··· Extracted information ···

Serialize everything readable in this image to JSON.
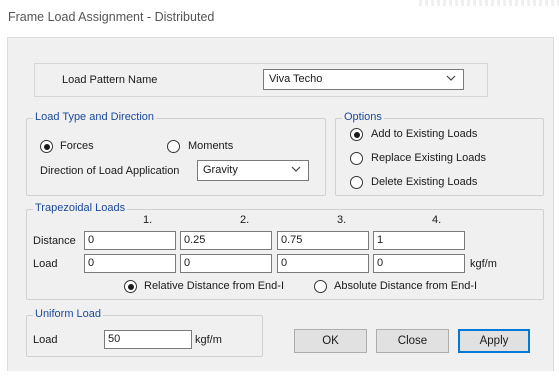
{
  "window": {
    "title": "Frame Load Assignment - Distributed"
  },
  "load_pattern": {
    "label": "Load Pattern Name",
    "value": "Viva Techo"
  },
  "load_type": {
    "legend": "Load Type and Direction",
    "forces_label": "Forces",
    "moments_label": "Moments",
    "selected": "Forces",
    "direction_label": "Direction of Load Application",
    "direction_value": "Gravity"
  },
  "options": {
    "legend": "Options",
    "items": [
      "Add to Existing Loads",
      "Replace Existing Loads",
      "Delete Existing Loads"
    ],
    "selected": "Add to Existing Loads"
  },
  "trapezoidal": {
    "legend": "Trapezoidal Loads",
    "column_headers": [
      "1.",
      "2.",
      "3.",
      "4."
    ],
    "distance_label": "Distance",
    "distance_values": [
      "0",
      "0.25",
      "0.75",
      "1"
    ],
    "load_label": "Load",
    "load_values": [
      "0",
      "0",
      "0",
      "0"
    ],
    "unit": "kgf/m",
    "relative_label": "Relative Distance from End-I",
    "absolute_label": "Absolute Distance from End-I",
    "distance_mode": "Relative Distance from End-I"
  },
  "uniform": {
    "legend": "Uniform Load",
    "load_label": "Load",
    "load_value": "50",
    "unit": "kgf/m"
  },
  "buttons": {
    "ok": "OK",
    "close": "Close",
    "apply": "Apply"
  },
  "colors": {
    "legend_blue": "#1a4a9a",
    "dialog_bg": "#f0f0f0",
    "default_button_border": "#0078d7"
  },
  "icons": {
    "dropdown": "chevron-down-icon",
    "radio_selected": "radio-selected-icon",
    "radio_unselected": "radio-unselected-icon"
  }
}
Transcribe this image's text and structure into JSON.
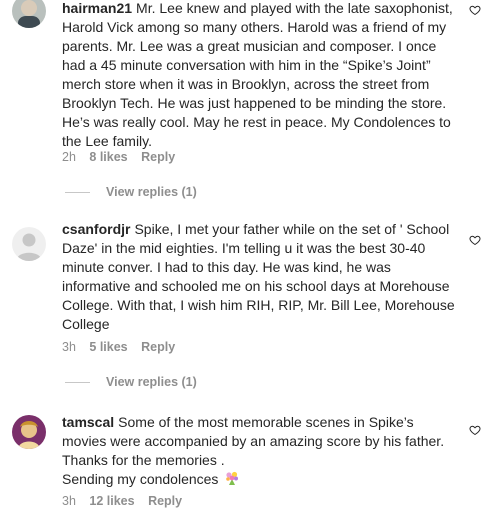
{
  "comments": [
    {
      "username": "hairman21",
      "text": "Mr. Lee knew and played with the late saxophonist, Harold Vick among so many others. Harold was a friend of my parents. Mr. Lee was a great musician and composer. I once had a 45 minute conversation with him in the “Spike’s Joint” merch store when it was in Brooklyn, across the street from Brooklyn Tech. He was just happened to be minding the store. He’s was really cool. May he rest in peace. My Condolences to the Lee family.",
      "time": "2h",
      "likes": "8 likes",
      "reply": "Reply",
      "view_replies": "View replies (1)"
    },
    {
      "username": "csanfordjr",
      "text": "Spike, I met your father while on the set of ' School Daze' in the mid eighties. I'm telling u it was the best 30-40 minute conver. I had to this day. He was kind, he was informative and schooled me on his school days at Morehouse College. With that, I wish him RIH, RIP, Mr. Bill Lee, Morehouse College",
      "time": "3h",
      "likes": "5 likes",
      "reply": "Reply",
      "view_replies": "View replies (1)"
    },
    {
      "username": "tamscal",
      "text": "Some of the most memorable scenes in Spike’s movies were accompanied by an amazing score by his father. Thanks for the memories .",
      "text_line2": "Sending my condolences",
      "emoji": "bouquet-emoji",
      "time": "3h",
      "likes": "12 likes",
      "reply": "Reply"
    }
  ],
  "colors": {
    "text": "#262626",
    "meta": "#8e8e8e",
    "divider": "#c7c7c7"
  },
  "icons": {
    "like": "heart-outline-icon"
  }
}
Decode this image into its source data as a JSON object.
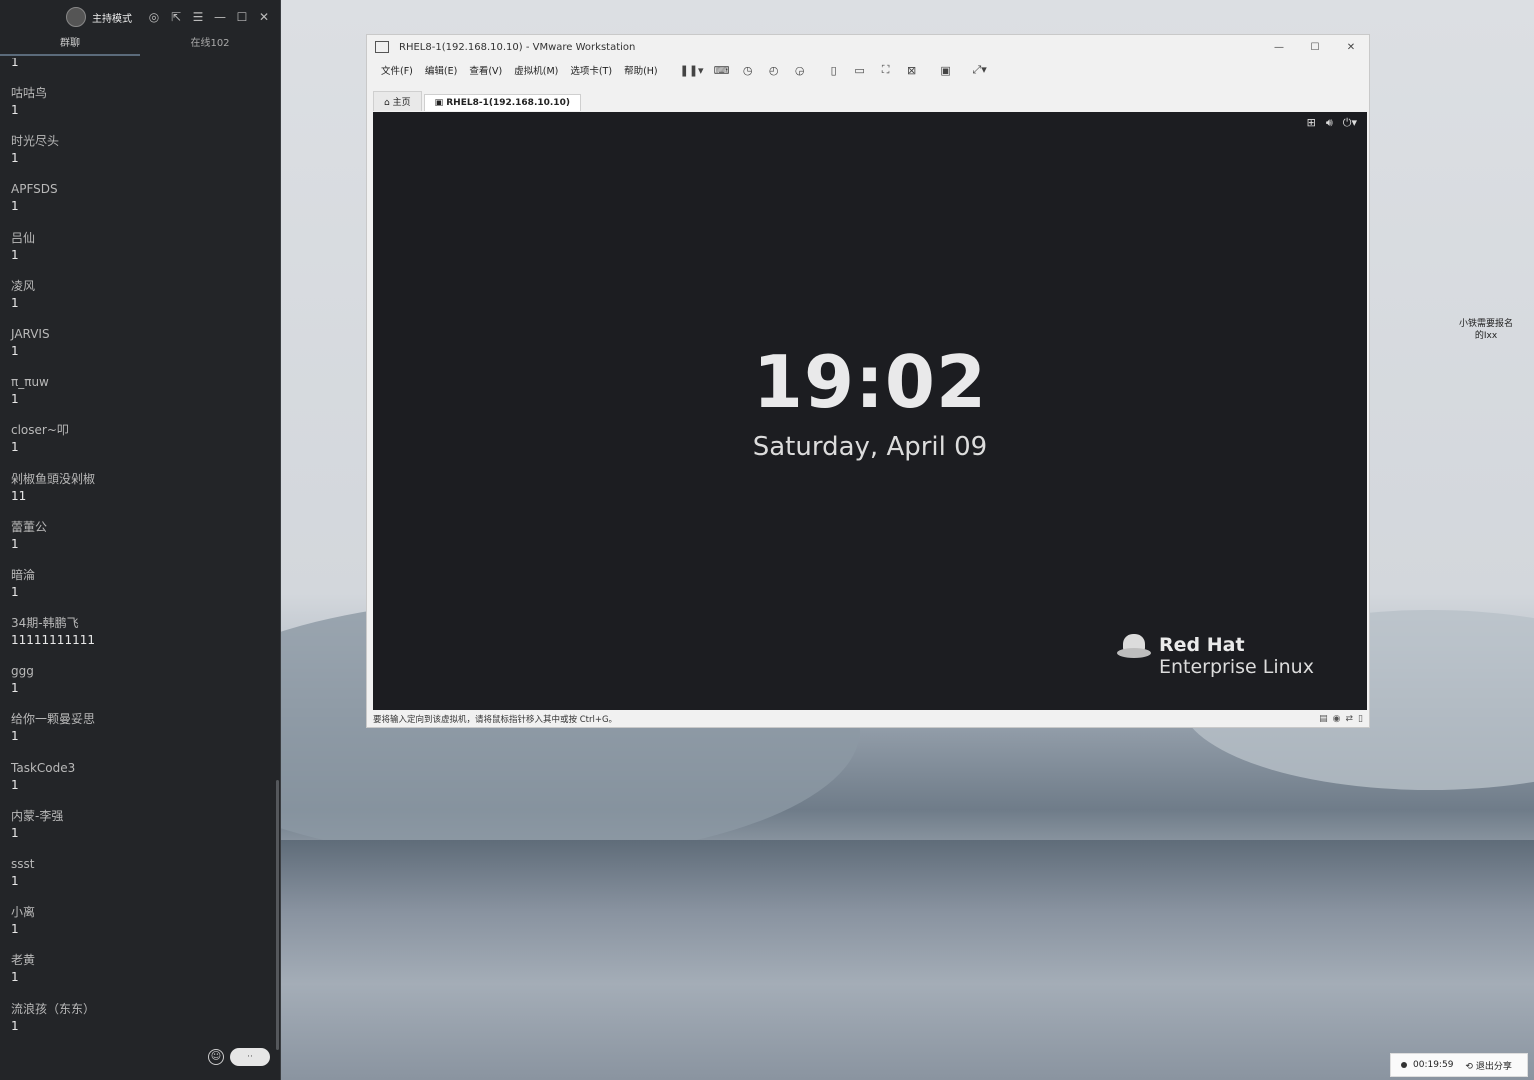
{
  "sidebar": {
    "mode_label": "主持模式",
    "tabs": [
      {
        "label": "群聊"
      },
      {
        "label": "在线102"
      }
    ],
    "top_partial": "1",
    "messages": [
      {
        "name": "咕咕鸟",
        "text": "1"
      },
      {
        "name": "时光尽头",
        "text": "1"
      },
      {
        "name": "APFSDS",
        "text": "1"
      },
      {
        "name": "吕仙",
        "text": "1"
      },
      {
        "name": "凌风",
        "text": "1"
      },
      {
        "name": "JARVIS",
        "text": "1"
      },
      {
        "name": "π_πuw",
        "text": "1"
      },
      {
        "name": "closer~叩",
        "text": "1"
      },
      {
        "name": "剁椒鱼頭没剁椒",
        "text": "11"
      },
      {
        "name": "蕾董公",
        "text": "1"
      },
      {
        "name": "暗淪",
        "text": "1"
      },
      {
        "name": "34期-韩鹏飞",
        "text": "11111111111"
      },
      {
        "name": "ggg",
        "text": "1"
      },
      {
        "name": "给你一颗曼妥思",
        "text": "1"
      },
      {
        "name": "TaskCode3",
        "text": "1"
      },
      {
        "name": "内蒙-李强",
        "text": "1"
      },
      {
        "name": "ssst",
        "text": "1"
      },
      {
        "name": "小离",
        "text": "1"
      },
      {
        "name": "老黄",
        "text": "1"
      },
      {
        "name": "流浪孩（东东）",
        "text": "1"
      }
    ]
  },
  "vmware": {
    "title": "RHEL8-1(192.168.10.10) - VMware Workstation",
    "menu": [
      "文件(F)",
      "编辑(E)",
      "查看(V)",
      "虚拟机(M)",
      "选项卡(T)",
      "帮助(H)"
    ],
    "tabs": [
      {
        "label": "主页"
      },
      {
        "label": "RHEL8-1(192.168.10.10)"
      }
    ],
    "status_message": "要将输入定向到该虚拟机，请将鼠标指针移入其中或按 Ctrl+G。"
  },
  "lockscreen": {
    "time": "19:02",
    "date": "Saturday, April 09",
    "brand_line1": "Red Hat",
    "brand_line2": "Enterprise Linux"
  },
  "desktop": {
    "icon_label": "小铁需要报名的Ixx"
  },
  "sharebar": {
    "elapsed": "00:19:59",
    "exit_label": "退出分享"
  },
  "colors": {
    "sidebar_bg": "#232528",
    "vm_screen_bg": "#1c1d21",
    "window_bg": "#f1f1f1"
  }
}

···

The task.
Print all entries exactly. The images do not belong in the copy.

Correct output.
Serialize everything readable in this image to JSON.
{
  "window": {
    "title": "Frame Load Assignment - Distributed"
  },
  "load_pattern": {
    "label": "Load Pattern Name",
    "value": "Viva Techo"
  },
  "load_type": {
    "legend": "Load Type and Direction",
    "forces_label": "Forces",
    "moments_label": "Moments",
    "selected": "Forces",
    "direction_label": "Direction of Load Application",
    "direction_value": "Gravity"
  },
  "options": {
    "legend": "Options",
    "items": [
      "Add to Existing Loads",
      "Replace Existing Loads",
      "Delete Existing Loads"
    ],
    "selected": "Add to Existing Loads"
  },
  "trapezoidal": {
    "legend": "Trapezoidal Loads",
    "column_headers": [
      "1.",
      "2.",
      "3.",
      "4."
    ],
    "distance_label": "Distance",
    "distance_values": [
      "0",
      "0.25",
      "0.75",
      "1"
    ],
    "load_label": "Load",
    "load_values": [
      "0",
      "0",
      "0",
      "0"
    ],
    "unit": "kgf/m",
    "relative_label": "Relative Distance from End-I",
    "absolute_label": "Absolute Distance from End-I",
    "distance_mode": "Relative Distance from End-I"
  },
  "uniform": {
    "legend": "Uniform Load",
    "load_label": "Load",
    "load_value": "50",
    "unit": "kgf/m"
  },
  "buttons": {
    "ok": "OK",
    "close": "Close",
    "apply": "Apply"
  },
  "colors": {
    "legend_blue": "#1a4a9a",
    "dialog_bg": "#f0f0f0",
    "default_button_border": "#0078d7"
  },
  "icons": {
    "dropdown": "chevron-down-icon",
    "radio_selected": "radio-selected-icon",
    "radio_unselected": "radio-unselected-icon"
  }
}
Transcribe this image's text and structure into JSON.
{
  "comments": [
    {
      "username": "hairman21",
      "text": "Mr. Lee knew and played with the late saxophonist, Harold Vick among so many others. Harold was a friend of my parents. Mr. Lee was a great musician and composer. I once had a 45 minute conversation with him in the “Spike’s Joint” merch store when it was in Brooklyn, across the street from Brooklyn Tech. He was just happened to be minding the store. He’s was really cool. May he rest in peace. My Condolences to the Lee family.",
      "time": "2h",
      "likes": "8 likes",
      "reply": "Reply",
      "view_replies": "View replies (1)"
    },
    {
      "username": "csanfordjr",
      "text": "Spike, I met your father while on the set of ' School Daze' in the mid eighties. I'm telling u it was the best 30-40 minute conver. I had to this day. He was kind, he was informative and schooled me on his school days at Morehouse College. With that, I wish him RIH, RIP, Mr. Bill Lee, Morehouse College",
      "time": "3h",
      "likes": "5 likes",
      "reply": "Reply",
      "view_replies": "View replies (1)"
    },
    {
      "username": "tamscal",
      "text": "Some of the most memorable scenes in Spike’s movies were accompanied by an amazing score by his father. Thanks for the memories .",
      "text_line2": "Sending my condolences",
      "emoji": "bouquet-emoji",
      "time": "3h",
      "likes": "12 likes",
      "reply": "Reply"
    }
  ],
  "colors": {
    "text": "#262626",
    "meta": "#8e8e8e",
    "divider": "#c7c7c7"
  },
  "icons": {
    "like": "heart-outline-icon"
  }
}
Decode this image into its source data as a JSON object.
{
  "sidebar": {
    "mode_label": "主持模式",
    "tabs": [
      {
        "label": "群聊"
      },
      {
        "label": "在线102"
      }
    ],
    "top_partial": "1",
    "messages": [
      {
        "name": "咕咕鸟",
        "text": "1"
      },
      {
        "name": "时光尽头",
        "text": "1"
      },
      {
        "name": "APFSDS",
        "text": "1"
      },
      {
        "name": "吕仙",
        "text": "1"
      },
      {
        "name": "凌风",
        "text": "1"
      },
      {
        "name": "JARVIS",
        "text": "1"
      },
      {
        "name": "π_πuw",
        "text": "1"
      },
      {
        "name": "closer~叩",
        "text": "1"
      },
      {
        "name": "剁椒鱼頭没剁椒",
        "text": "11"
      },
      {
        "name": "蕾董公",
        "text": "1"
      },
      {
        "name": "暗淪",
        "text": "1"
      },
      {
        "name": "34期-韩鹏飞",
        "text": "11111111111"
      },
      {
        "name": "ggg",
        "text": "1"
      },
      {
        "name": "给你一颗曼妥思",
        "text": "1"
      },
      {
        "name": "TaskCode3",
        "text": "1"
      },
      {
        "name": "内蒙-李强",
        "text": "1"
      },
      {
        "name": "ssst",
        "text": "1"
      },
      {
        "name": "小离",
        "text": "1"
      },
      {
        "name": "老黄",
        "text": "1"
      },
      {
        "name": "流浪孩（东东）",
        "text": "1"
      }
    ]
  },
  "vmware": {
    "title": "RHEL8-1(192.168.10.10) - VMware Workstation",
    "menu": [
      "文件(F)",
      "编辑(E)",
      "查看(V)",
      "虚拟机(M)",
      "选项卡(T)",
      "帮助(H)"
    ],
    "tabs": [
      {
        "label": "主页"
      },
      {
        "label": "RHEL8-1(192.168.10.10)"
      }
    ],
    "status_message": "要将输入定向到该虚拟机，请将鼠标指针移入其中或按 Ctrl+G。"
  },
  "lockscreen": {
    "time": "19:02",
    "date": "Saturday, April 09",
    "brand_line1": "Red Hat",
    "brand_line2": "Enterprise Linux"
  },
  "desktop": {
    "icon_label": "小铁需要报名的Ixx"
  },
  "sharebar": {
    "elapsed": "00:19:59",
    "exit_label": "退出分享"
  },
  "colors": {
    "sidebar_bg": "#232528",
    "vm_screen_bg": "#1c1d21",
    "window_bg": "#f1f1f1"
  }
}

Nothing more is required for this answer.